EXTRACT
++++++++
This article was published by the Vegan Life magazine in autumn 2016. It is an exclusive report, giving insight from a HIT investigator involved in the operation.
All HIT investigators are vegan and this was a great opportunity to raise awareness within the vegan community. Thanks to the magazine for helping give a voice to those animals who suffer and die for bloodsports.
“Hunt Investigation Team.
The Hunt Investigation Team (HIT) was launched formally in June 2016 following our investigation into the criminal activities of the South Herefordshire Hunt (SHH). We filmed hunt staff bringing wild foxes to the hunt kennels and hunt personnel taking live fox cubs into the hound block to be killed, we believe by being thrown live to the baying hounds in a medieval training ritual to prepare the hounds for the coming season.
HIT is a small, specialist, highly trained team, we are committed to exposing the truth about fox hunting and other cruel bloodsports. All HIT activists are vegan. A vegan cruelty free lifestyle and a shared respect for the rights of all animals is the cornerstone and inspiration for all the work we do.
Our investigation into the SHH began in March 2016. By May we had gathered enough evidence to suspect that live foxes were being removed from the wild and taken to the hunt kennels. HIT immediately dispatched a team to the kennels in the dead of night and discovered a young fox cub in a cage. At this stage, whilst alarmed, we believed that the hunt were repopulating their territory. This is common practice and involves foxes being removed from areas where they are not tolerated (shooting estates etc) and into hunt territory to ensure a steady supply of foxes to hunt. We placed covert cameras in various locations at the kennels site. The team attended the kennels most nights for the following fortnight, more foxes were found on site (4 in total) and the investigators regularly reviewed the footage from the cameras.
When disturbing footage was viewed of foxes being removed from the cage with a grasper and being moved around the site we contacted the police and RSPCA immediately. Legal advice was sought and the parameters for action needed by both organisations. The advice was very clear, although the footage was of interest and disturbing, there wasn’t enough for them to act. We were advised to keep filming to ascertain exactly what was happening to the foxes.
++++++++
DATA ENTRIES
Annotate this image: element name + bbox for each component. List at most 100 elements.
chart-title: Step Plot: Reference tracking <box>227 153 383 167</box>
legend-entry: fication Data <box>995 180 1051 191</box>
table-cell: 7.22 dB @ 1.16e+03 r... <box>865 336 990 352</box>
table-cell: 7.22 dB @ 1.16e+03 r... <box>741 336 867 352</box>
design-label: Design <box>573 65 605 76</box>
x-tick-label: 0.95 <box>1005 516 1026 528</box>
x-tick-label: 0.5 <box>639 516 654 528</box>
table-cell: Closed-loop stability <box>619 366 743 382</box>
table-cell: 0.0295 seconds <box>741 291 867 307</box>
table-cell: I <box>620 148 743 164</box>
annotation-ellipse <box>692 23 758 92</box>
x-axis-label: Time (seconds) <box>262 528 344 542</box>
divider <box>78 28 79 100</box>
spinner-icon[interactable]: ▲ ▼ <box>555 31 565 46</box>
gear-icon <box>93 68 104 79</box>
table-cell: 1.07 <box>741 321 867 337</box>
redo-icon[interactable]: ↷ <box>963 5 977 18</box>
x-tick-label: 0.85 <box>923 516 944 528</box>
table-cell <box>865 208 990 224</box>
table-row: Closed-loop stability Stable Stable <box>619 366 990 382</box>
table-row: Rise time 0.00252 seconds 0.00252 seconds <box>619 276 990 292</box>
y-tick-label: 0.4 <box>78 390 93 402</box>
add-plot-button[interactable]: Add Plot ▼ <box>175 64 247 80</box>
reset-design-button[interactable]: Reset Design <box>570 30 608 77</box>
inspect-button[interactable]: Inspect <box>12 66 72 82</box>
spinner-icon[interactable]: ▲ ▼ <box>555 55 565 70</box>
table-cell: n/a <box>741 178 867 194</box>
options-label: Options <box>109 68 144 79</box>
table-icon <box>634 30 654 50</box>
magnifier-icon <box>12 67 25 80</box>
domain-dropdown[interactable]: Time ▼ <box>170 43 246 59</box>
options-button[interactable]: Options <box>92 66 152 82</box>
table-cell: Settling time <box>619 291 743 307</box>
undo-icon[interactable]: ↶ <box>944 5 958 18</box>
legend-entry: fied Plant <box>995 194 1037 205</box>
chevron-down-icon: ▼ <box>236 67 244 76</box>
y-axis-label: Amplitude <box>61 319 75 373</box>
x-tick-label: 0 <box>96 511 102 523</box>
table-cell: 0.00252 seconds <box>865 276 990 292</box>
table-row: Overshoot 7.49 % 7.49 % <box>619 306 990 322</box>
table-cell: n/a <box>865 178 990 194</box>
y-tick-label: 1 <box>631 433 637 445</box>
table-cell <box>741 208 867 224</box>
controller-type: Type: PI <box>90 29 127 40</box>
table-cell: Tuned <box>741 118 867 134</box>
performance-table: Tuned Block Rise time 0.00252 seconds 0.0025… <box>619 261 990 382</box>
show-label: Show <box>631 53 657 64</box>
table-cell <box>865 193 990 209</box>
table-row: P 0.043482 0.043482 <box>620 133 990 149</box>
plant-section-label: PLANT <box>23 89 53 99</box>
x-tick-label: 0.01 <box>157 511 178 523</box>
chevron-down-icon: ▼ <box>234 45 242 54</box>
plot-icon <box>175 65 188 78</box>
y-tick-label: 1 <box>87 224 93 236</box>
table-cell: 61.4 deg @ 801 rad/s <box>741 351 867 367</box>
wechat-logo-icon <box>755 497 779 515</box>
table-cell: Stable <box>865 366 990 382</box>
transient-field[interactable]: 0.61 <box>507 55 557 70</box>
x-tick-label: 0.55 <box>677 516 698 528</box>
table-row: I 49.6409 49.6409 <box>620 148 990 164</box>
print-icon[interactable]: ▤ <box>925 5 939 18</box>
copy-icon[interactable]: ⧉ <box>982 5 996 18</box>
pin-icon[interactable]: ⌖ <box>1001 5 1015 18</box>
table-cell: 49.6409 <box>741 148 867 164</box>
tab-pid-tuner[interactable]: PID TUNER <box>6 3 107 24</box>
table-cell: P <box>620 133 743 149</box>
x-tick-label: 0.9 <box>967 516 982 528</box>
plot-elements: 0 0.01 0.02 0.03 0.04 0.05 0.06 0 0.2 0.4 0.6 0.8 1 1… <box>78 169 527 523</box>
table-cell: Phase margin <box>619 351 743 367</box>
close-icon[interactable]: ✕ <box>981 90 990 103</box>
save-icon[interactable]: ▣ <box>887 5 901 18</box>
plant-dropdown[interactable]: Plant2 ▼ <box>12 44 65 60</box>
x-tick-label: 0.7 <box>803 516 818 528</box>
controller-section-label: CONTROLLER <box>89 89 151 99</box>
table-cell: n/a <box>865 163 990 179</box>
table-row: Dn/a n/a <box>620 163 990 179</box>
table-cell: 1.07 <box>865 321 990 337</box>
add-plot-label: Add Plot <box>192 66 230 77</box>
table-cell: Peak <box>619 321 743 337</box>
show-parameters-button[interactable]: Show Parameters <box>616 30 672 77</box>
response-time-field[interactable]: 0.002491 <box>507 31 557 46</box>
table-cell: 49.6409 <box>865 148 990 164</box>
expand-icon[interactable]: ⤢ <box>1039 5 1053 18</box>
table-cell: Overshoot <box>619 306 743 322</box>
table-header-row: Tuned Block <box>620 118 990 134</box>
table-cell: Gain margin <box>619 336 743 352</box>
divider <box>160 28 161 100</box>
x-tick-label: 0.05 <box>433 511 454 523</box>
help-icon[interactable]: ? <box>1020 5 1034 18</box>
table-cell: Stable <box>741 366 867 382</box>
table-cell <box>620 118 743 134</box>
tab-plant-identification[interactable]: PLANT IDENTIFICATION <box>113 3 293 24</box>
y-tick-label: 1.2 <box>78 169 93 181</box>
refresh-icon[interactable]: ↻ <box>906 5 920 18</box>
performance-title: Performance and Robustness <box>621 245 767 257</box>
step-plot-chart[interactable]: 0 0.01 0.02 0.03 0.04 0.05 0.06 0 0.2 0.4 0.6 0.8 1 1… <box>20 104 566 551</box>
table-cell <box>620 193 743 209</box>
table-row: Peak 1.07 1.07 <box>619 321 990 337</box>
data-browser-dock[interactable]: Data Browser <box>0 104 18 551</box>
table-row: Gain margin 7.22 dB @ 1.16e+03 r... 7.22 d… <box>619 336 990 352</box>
++++++++
WHAT THE TASK ASKS
Continue the report on the Hunt Investigation Team's inquiry into the South Herefordshire Hunt, picking up right after its final sentence.

WRITTEN ANSWER
We placed more cameras into the site and in the early hours of 28/5/16 footage from the additional cameras revealed the brutal truth, investigators were devastated and horrified to discover that 2 young cubs aged between 6 and 10 weeks had been taken that day into the hound block and we believe, thrown alive to the pack of dogs.
Further footage showed hunt personnel throwing the dead bodies of the foxes into a commercial waste bin on the site, next to the kennel block. At 02:00 hours that morning we spoke to the Special Operations Unit of the RSPCA and the police, both decided that there was now enough evidence to act. Haunted by the gruesome fate of these cubs, the HIT team returned to the site and with a thunderstorm raging overhead, retrieved the broken bodies of the cubs from the waste bin. Their bodies were handed to the police, their mangled bodies and the subsequent post mortem results form a vital part of the evidence in the current police investigation.
When legal proceedings finish, it is our intention to bury these little cubs. We want to honour and dignify their lives in a ceremony that will acknowledge and remember their short tragic lives. This will be open to all, the public, the media, the agencies involved in the case and the brave members of our team that not only bore witness but brought to the attention of the world the plight of these fox cubs in a diligent and highly professional manner.
The police and RSPCA raided the hunt kennels in the days following. Arrests were made and evidence seized. The criminal investigation is now being headed up by Hereford CID and further arrests have been made bringing the total to 5. All suspects remain on police bail until August 2017. We expect serious charges, we expect convictions and custodial sentences for all involved.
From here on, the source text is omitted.